Collect all lines from the records below that include the word "chevron".

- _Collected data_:
- - - -

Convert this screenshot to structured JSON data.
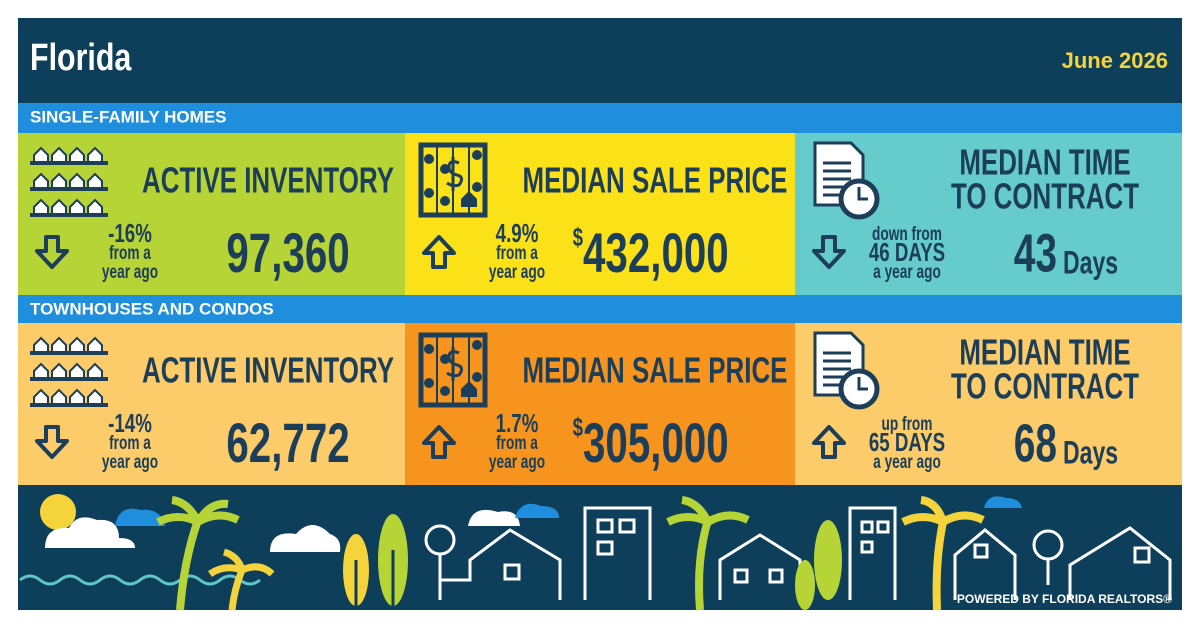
{
  "header": {
    "title": "Florida",
    "date": "June 2026"
  },
  "sections": [
    {
      "title": "SINGLE-FAMILY HOMES",
      "cards": [
        {
          "icon": "houses",
          "background": "#b6d436",
          "direction": "down",
          "label_lines": [
            "ACTIVE INVENTORY"
          ],
          "change_lines": [
            "-16%",
            "from a",
            "year ago"
          ],
          "value": "97,360"
        },
        {
          "icon": "abacus",
          "background": "#fbe118",
          "direction": "up",
          "label_lines": [
            "MEDIAN SALE PRICE"
          ],
          "change_lines": [
            "4.9%",
            "from a",
            "year ago"
          ],
          "currency": "$",
          "value": "432,000"
        },
        {
          "icon": "clock",
          "background": "#66cbcb",
          "direction": "down",
          "label_lines": [
            "MEDIAN TIME",
            "TO CONTRACT"
          ],
          "change_lines": [
            "down from",
            "46 DAYS",
            "a year ago"
          ],
          "value": "43",
          "unit": "Days"
        }
      ]
    },
    {
      "title": "TOWNHOUSES AND CONDOS",
      "cards": [
        {
          "icon": "houses",
          "background": "#fccb6a",
          "direction": "down",
          "label_lines": [
            "ACTIVE INVENTORY"
          ],
          "change_lines": [
            "-14%",
            "from a",
            "year ago"
          ],
          "value": "62,772"
        },
        {
          "icon": "abacus",
          "background": "#f7941d",
          "direction": "up",
          "label_lines": [
            "MEDIAN SALE PRICE"
          ],
          "change_lines": [
            "1.7%",
            "from a",
            "year ago"
          ],
          "currency": "$",
          "value": "305,000"
        },
        {
          "icon": "clock",
          "background": "#fccb6a",
          "direction": "up",
          "label_lines": [
            "MEDIAN TIME",
            "TO CONTRACT"
          ],
          "change_lines": [
            "up from",
            "65 DAYS",
            "a year ago"
          ],
          "value": "68",
          "unit": "Days"
        }
      ]
    }
  ],
  "footer": "POWERED BY FLORIDA REALTORS®"
}
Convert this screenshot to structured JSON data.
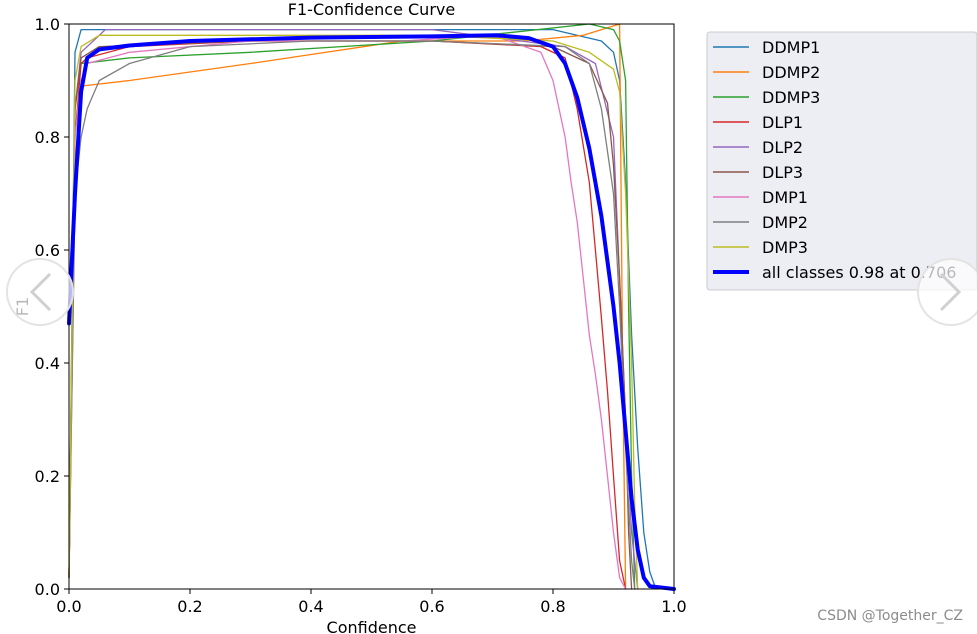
{
  "chart_data": {
    "type": "line",
    "title": "F1-Confidence Curve",
    "xlabel": "Confidence",
    "ylabel": "F1",
    "xlim": [
      0,
      1
    ],
    "ylim": [
      0,
      1
    ],
    "xticks": [
      "0.0",
      "0.2",
      "0.4",
      "0.6",
      "0.8",
      "1.0"
    ],
    "yticks": [
      "0.0",
      "0.2",
      "0.4",
      "0.6",
      "0.8",
      "1.0"
    ],
    "grid": false,
    "legend_position": "outside-right",
    "series": [
      {
        "name": "DDMP1",
        "color": "#1f77b4",
        "width": 1.3,
        "points": [
          [
            0,
            0.02
          ],
          [
            0.01,
            0.95
          ],
          [
            0.02,
            0.99
          ],
          [
            0.05,
            0.99
          ],
          [
            0.3,
            0.99
          ],
          [
            0.6,
            0.99
          ],
          [
            0.8,
            0.99
          ],
          [
            0.88,
            0.97
          ],
          [
            0.9,
            0.95
          ],
          [
            0.91,
            0.9
          ],
          [
            0.92,
            0.72
          ],
          [
            0.93,
            0.45
          ],
          [
            0.94,
            0.25
          ],
          [
            0.95,
            0.1
          ],
          [
            0.96,
            0.03
          ],
          [
            0.97,
            0
          ]
        ]
      },
      {
        "name": "DDMP2",
        "color": "#ff7f0e",
        "width": 1.3,
        "points": [
          [
            0,
            0.02
          ],
          [
            0.01,
            0.7
          ],
          [
            0.02,
            0.89
          ],
          [
            0.1,
            0.9
          ],
          [
            0.3,
            0.93
          ],
          [
            0.55,
            0.97
          ],
          [
            0.75,
            0.97
          ],
          [
            0.85,
            0.98
          ],
          [
            0.91,
            1.0
          ],
          [
            0.915,
            0.4
          ],
          [
            0.92,
            0
          ]
        ]
      },
      {
        "name": "DDMP3",
        "color": "#2ca02c",
        "width": 1.3,
        "points": [
          [
            0,
            0.02
          ],
          [
            0.01,
            0.85
          ],
          [
            0.02,
            0.93
          ],
          [
            0.1,
            0.94
          ],
          [
            0.3,
            0.95
          ],
          [
            0.6,
            0.97
          ],
          [
            0.86,
            1.0
          ],
          [
            0.9,
            0.99
          ],
          [
            0.91,
            0.97
          ],
          [
            0.92,
            0.9
          ],
          [
            0.925,
            0.5
          ],
          [
            0.93,
            0.2
          ],
          [
            0.935,
            0
          ]
        ]
      },
      {
        "name": "DLP1",
        "color": "#d62728",
        "width": 1.3,
        "points": [
          [
            0,
            0.02
          ],
          [
            0.01,
            0.8
          ],
          [
            0.02,
            0.93
          ],
          [
            0.03,
            0.94
          ],
          [
            0.1,
            0.96
          ],
          [
            0.3,
            0.97
          ],
          [
            0.6,
            0.97
          ],
          [
            0.78,
            0.96
          ],
          [
            0.82,
            0.94
          ],
          [
            0.84,
            0.85
          ],
          [
            0.86,
            0.72
          ],
          [
            0.87,
            0.6
          ],
          [
            0.88,
            0.48
          ],
          [
            0.89,
            0.35
          ],
          [
            0.9,
            0.2
          ],
          [
            0.91,
            0.05
          ],
          [
            0.92,
            0
          ]
        ]
      },
      {
        "name": "DLP2",
        "color": "#9467bd",
        "width": 1.3,
        "points": [
          [
            0,
            0.02
          ],
          [
            0.01,
            0.85
          ],
          [
            0.02,
            0.95
          ],
          [
            0.04,
            0.97
          ],
          [
            0.06,
            0.99
          ],
          [
            0.3,
            0.99
          ],
          [
            0.6,
            0.99
          ],
          [
            0.82,
            0.96
          ],
          [
            0.87,
            0.93
          ],
          [
            0.9,
            0.8
          ],
          [
            0.91,
            0.55
          ],
          [
            0.92,
            0.3
          ],
          [
            0.93,
            0.1
          ],
          [
            0.94,
            0
          ]
        ]
      },
      {
        "name": "DLP3",
        "color": "#8c564b",
        "width": 1.3,
        "points": [
          [
            0,
            0.02
          ],
          [
            0.01,
            0.85
          ],
          [
            0.02,
            0.94
          ],
          [
            0.05,
            0.96
          ],
          [
            0.3,
            0.97
          ],
          [
            0.6,
            0.97
          ],
          [
            0.8,
            0.96
          ],
          [
            0.86,
            0.93
          ],
          [
            0.89,
            0.86
          ],
          [
            0.9,
            0.75
          ],
          [
            0.91,
            0.55
          ],
          [
            0.92,
            0.3
          ],
          [
            0.925,
            0.1
          ],
          [
            0.93,
            0
          ]
        ]
      },
      {
        "name": "DMP1",
        "color": "#e377c2",
        "width": 1.3,
        "points": [
          [
            0,
            0.02
          ],
          [
            0.01,
            0.8
          ],
          [
            0.02,
            0.9
          ],
          [
            0.03,
            0.93
          ],
          [
            0.1,
            0.95
          ],
          [
            0.3,
            0.97
          ],
          [
            0.55,
            0.97
          ],
          [
            0.7,
            0.98
          ],
          [
            0.78,
            0.95
          ],
          [
            0.8,
            0.9
          ],
          [
            0.82,
            0.8
          ],
          [
            0.83,
            0.72
          ],
          [
            0.84,
            0.65
          ],
          [
            0.85,
            0.55
          ],
          [
            0.86,
            0.45
          ],
          [
            0.87,
            0.38
          ],
          [
            0.88,
            0.3
          ],
          [
            0.89,
            0.2
          ],
          [
            0.9,
            0.1
          ],
          [
            0.91,
            0.02
          ],
          [
            0.92,
            0
          ]
        ]
      },
      {
        "name": "DMP2",
        "color": "#7f7f7f",
        "width": 1.3,
        "points": [
          [
            0,
            0.02
          ],
          [
            0.01,
            0.7
          ],
          [
            0.02,
            0.8
          ],
          [
            0.03,
            0.85
          ],
          [
            0.05,
            0.9
          ],
          [
            0.1,
            0.93
          ],
          [
            0.2,
            0.96
          ],
          [
            0.4,
            0.97
          ],
          [
            0.6,
            0.97
          ],
          [
            0.82,
            0.96
          ],
          [
            0.86,
            0.93
          ],
          [
            0.88,
            0.85
          ],
          [
            0.9,
            0.7
          ],
          [
            0.91,
            0.5
          ],
          [
            0.92,
            0.25
          ],
          [
            0.93,
            0.05
          ],
          [
            0.935,
            0
          ]
        ]
      },
      {
        "name": "DMP3",
        "color": "#bcbd22",
        "width": 1.3,
        "points": [
          [
            0,
            0.02
          ],
          [
            0.01,
            0.9
          ],
          [
            0.02,
            0.96
          ],
          [
            0.05,
            0.98
          ],
          [
            0.3,
            0.98
          ],
          [
            0.6,
            0.98
          ],
          [
            0.8,
            0.97
          ],
          [
            0.86,
            0.95
          ],
          [
            0.9,
            0.92
          ],
          [
            0.91,
            0.88
          ],
          [
            0.92,
            0.7
          ],
          [
            0.93,
            0.4
          ],
          [
            0.935,
            0.15
          ],
          [
            0.94,
            0
          ]
        ]
      },
      {
        "name": "all classes 0.98 at 0.706",
        "color": "#0000ff",
        "width": 4,
        "points": [
          [
            0,
            0.47
          ],
          [
            0.01,
            0.7
          ],
          [
            0.02,
            0.88
          ],
          [
            0.03,
            0.94
          ],
          [
            0.05,
            0.955
          ],
          [
            0.1,
            0.962
          ],
          [
            0.2,
            0.97
          ],
          [
            0.4,
            0.976
          ],
          [
            0.6,
            0.978
          ],
          [
            0.706,
            0.98
          ],
          [
            0.76,
            0.975
          ],
          [
            0.8,
            0.96
          ],
          [
            0.82,
            0.93
          ],
          [
            0.84,
            0.87
          ],
          [
            0.86,
            0.78
          ],
          [
            0.88,
            0.66
          ],
          [
            0.9,
            0.5
          ],
          [
            0.91,
            0.4
          ],
          [
            0.92,
            0.28
          ],
          [
            0.93,
            0.16
          ],
          [
            0.94,
            0.07
          ],
          [
            0.95,
            0.02
          ],
          [
            0.96,
            0.005
          ],
          [
            1.0,
            0
          ]
        ]
      }
    ]
  },
  "ui": {
    "prev_icon": "chevron-left-icon",
    "next_icon": "chevron-right-icon",
    "watermark": "CSDN @Together_CZ"
  }
}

- - - -

- _WORKED SOLUTION_:
    "prev_icon": "chevron-left-icon",
    "next_icon": "chevron-right-icon",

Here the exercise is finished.